_Your assignment_
Only the lines holding "fiber" are wanted. Copy every one from the records below.

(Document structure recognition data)
↓↓↓
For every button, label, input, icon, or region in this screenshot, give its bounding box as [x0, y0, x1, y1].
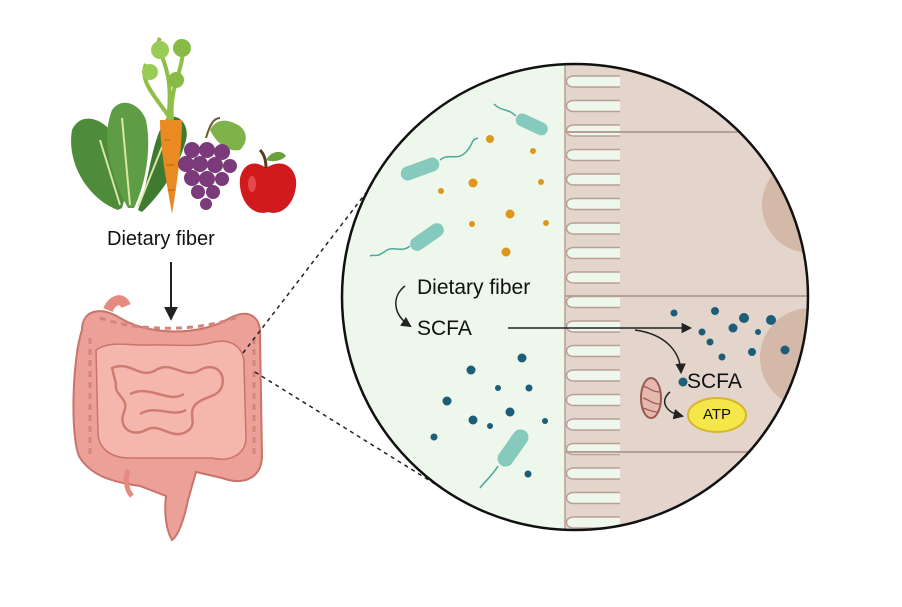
bacterium-icon	[493, 103, 548, 136]
scfa-particle	[766, 315, 776, 325]
scfa-particle	[430, 433, 438, 441]
scfa-particle	[755, 329, 761, 335]
villus	[565, 516, 620, 529]
villus	[565, 222, 620, 235]
villus	[565, 393, 620, 407]
bacterium-icon	[400, 137, 479, 181]
fiber-particle	[486, 135, 494, 143]
scfa-to-atp-arrow	[663, 391, 685, 420]
fiber-particle	[543, 220, 549, 226]
bacterium-icon	[479, 429, 529, 489]
scfa-particle	[678, 377, 688, 387]
scfa-particle	[698, 328, 706, 336]
villus	[565, 467, 620, 480]
spinach-icon	[71, 102, 187, 212]
fiber-particle	[438, 188, 444, 194]
villus	[565, 271, 620, 284]
epithelial-villi	[564, 64, 620, 530]
magnifier-circle	[340, 62, 810, 532]
villus	[565, 295, 620, 309]
apple-icon	[239, 148, 297, 213]
villus	[565, 246, 620, 260]
villus	[565, 124, 620, 137]
scfa-particle	[728, 323, 738, 333]
scfa-particle	[780, 345, 790, 355]
villus	[565, 369, 620, 382]
villus	[565, 418, 620, 431]
mitochondrion-icon	[640, 377, 662, 419]
villus	[565, 173, 620, 186]
villus	[565, 148, 620, 162]
fiber-particle	[530, 148, 536, 154]
scfa-particle	[468, 415, 478, 425]
scfa-lumen-label: SCFA	[417, 317, 472, 340]
scfa-particle	[542, 418, 548, 424]
dietary-fiber-label: Dietary fiber	[107, 228, 215, 250]
atp-badge	[687, 397, 747, 433]
atp-label: ATP	[702, 406, 732, 423]
villus	[565, 197, 620, 211]
scfa-particle	[748, 348, 756, 356]
scfa-particle	[524, 470, 532, 478]
dietary-fiber-lumen-label: Dietary fiber	[417, 276, 531, 299]
scfa-particle	[466, 365, 476, 375]
villus	[565, 99, 620, 113]
nucleus	[762, 157, 808, 253]
fiber-particle	[505, 209, 515, 219]
grapes-icon	[178, 117, 246, 210]
villus	[565, 75, 620, 88]
intestine-icon	[72, 295, 264, 542]
scfa-particle	[739, 313, 749, 323]
zoom-line-top	[242, 171, 383, 354]
scfa-particle	[487, 423, 493, 429]
bacterium-icon	[369, 223, 444, 257]
fiber-particle	[468, 178, 478, 188]
scfa-particle	[711, 307, 719, 315]
nucleus	[760, 308, 808, 408]
scfa-particle	[670, 309, 678, 317]
fiber-to-scfa-arrow	[395, 285, 412, 328]
villus	[565, 344, 620, 358]
scfa-particle	[495, 385, 501, 391]
fiber-particle	[538, 179, 544, 185]
scfa-cell-label: SCFA	[687, 370, 742, 393]
scfa-to-cell-arrow	[634, 329, 686, 375]
scfa-particle	[505, 407, 515, 417]
scfa-particle	[525, 384, 533, 392]
carrot-icon	[142, 37, 191, 214]
scfa-particle	[442, 396, 452, 406]
scfa-particle	[517, 353, 527, 363]
villus	[565, 491, 620, 505]
scfa-particle	[706, 338, 714, 346]
villus	[565, 320, 620, 333]
fiber-particle	[501, 247, 511, 257]
scfa-particle	[718, 353, 726, 361]
fiber-particle	[469, 221, 475, 227]
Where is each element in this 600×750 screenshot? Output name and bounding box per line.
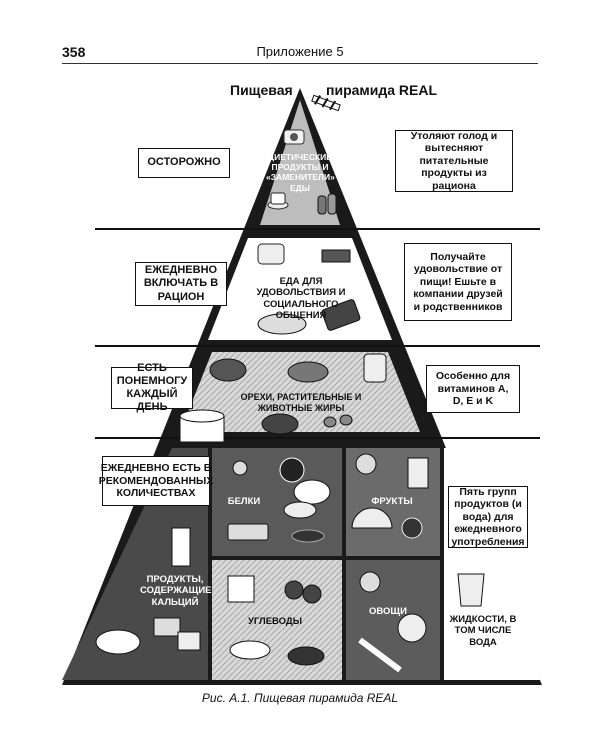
- pyramid-title-left: Пищевая: [230, 82, 293, 98]
- diet-products-icons: [267, 94, 341, 215]
- vegetables-icons: [358, 571, 427, 673]
- label-protein: БЕЛКИ: [227, 496, 261, 507]
- label-diet-products: ДИЕТИЧЕСКИЕ ПРОДУКТЫ И «ЗАМЕНИТЕЛИ» ЕДЫ: [266, 152, 335, 193]
- pyramid-title-right: пирамида REAL: [326, 82, 438, 98]
- label-pleasure-food: ЕДА ДЛЯ УДОВОЛЬСТВИЯ И СОЦИАЛЬНОГО ОБЩЕН…: [256, 276, 346, 322]
- grains-icons: [227, 575, 325, 666]
- note-level-3-left: ЕСТЬ ПОНЕМНОГУ КАЖДЫЙ ДЕНЬ: [111, 362, 193, 413]
- label-calcium: ПРОДУКТЫ, СОДЕРЖАЩИЕ КАЛЬЦИЙ: [140, 574, 212, 608]
- header-rule: [62, 63, 538, 64]
- striped-scarf-icon: [311, 94, 341, 112]
- figure-caption: Рис. А.1. Пищевая пирамида REAL: [201, 691, 399, 705]
- calcium-icons: [95, 527, 201, 655]
- fats-food-icons: [209, 353, 387, 435]
- liquids-icons: [457, 573, 485, 607]
- note-level-4-right: Пять групп продуктов (и вода) для ежедне…: [448, 486, 528, 548]
- fruits-icons: [351, 453, 429, 539]
- note-level-2-left: ЕЖЕДНЕВНО ВКЛЮЧАТЬ В РАЦИОН: [135, 262, 227, 306]
- protein-icons: [227, 457, 331, 543]
- label-vegetables: ОВОЩИ: [369, 606, 407, 617]
- note-level-1-right: Утоляют голод и вытесняют питательные пр…: [395, 130, 513, 192]
- label-nuts-fats: ОРЕХИ, РАСТИТЕЛЬНЫЕ И ЖИВОТНЫЕ ЖИРЫ: [240, 392, 362, 413]
- note-level-1-left: ОСТОРОЖНО: [138, 148, 230, 178]
- label-fruits: ФРУКТЫ: [371, 496, 413, 507]
- note-level-2-right: Получайте удовольствие от пищи! Ешьте в …: [404, 243, 512, 321]
- label-grains: УГЛЕВОДЫ: [247, 616, 303, 627]
- label-liquids: ЖИДКОСТИ, В ТОМ ЧИСЛЕ ВОДА: [449, 614, 517, 648]
- page-number: 358: [62, 44, 86, 60]
- note-level-4-left: ЕЖЕДНЕВНО ЕСТЬ В РЕКОМЕНДОВАННЫХ КОЛИЧЕС…: [99, 456, 213, 506]
- pleasure-food-icons: [257, 243, 361, 335]
- running-header: Приложение 5: [256, 44, 344, 59]
- butter-tub-icon: [179, 409, 225, 443]
- note-level-3-right: Особенно для витаминов А, D, E и K: [426, 365, 520, 413]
↑↑↑
_Response to the task_
fiber-particle	[486, 135, 494, 143]
fiber-particle	[543, 220, 549, 226]
fiber-particle	[438, 188, 444, 194]
fiber-particle	[530, 148, 536, 154]
dietary-fiber-label: Dietary fiber	[107, 228, 215, 250]
dietary-fiber-lumen-label: Dietary fiber	[417, 276, 531, 299]
fiber-particle	[505, 209, 515, 219]
fiber-particle	[468, 178, 478, 188]
fiber-to-scfa-arrow	[395, 285, 412, 328]
fiber-particle	[538, 179, 544, 185]
fiber-particle	[501, 247, 511, 257]
fiber-particle	[469, 221, 475, 227]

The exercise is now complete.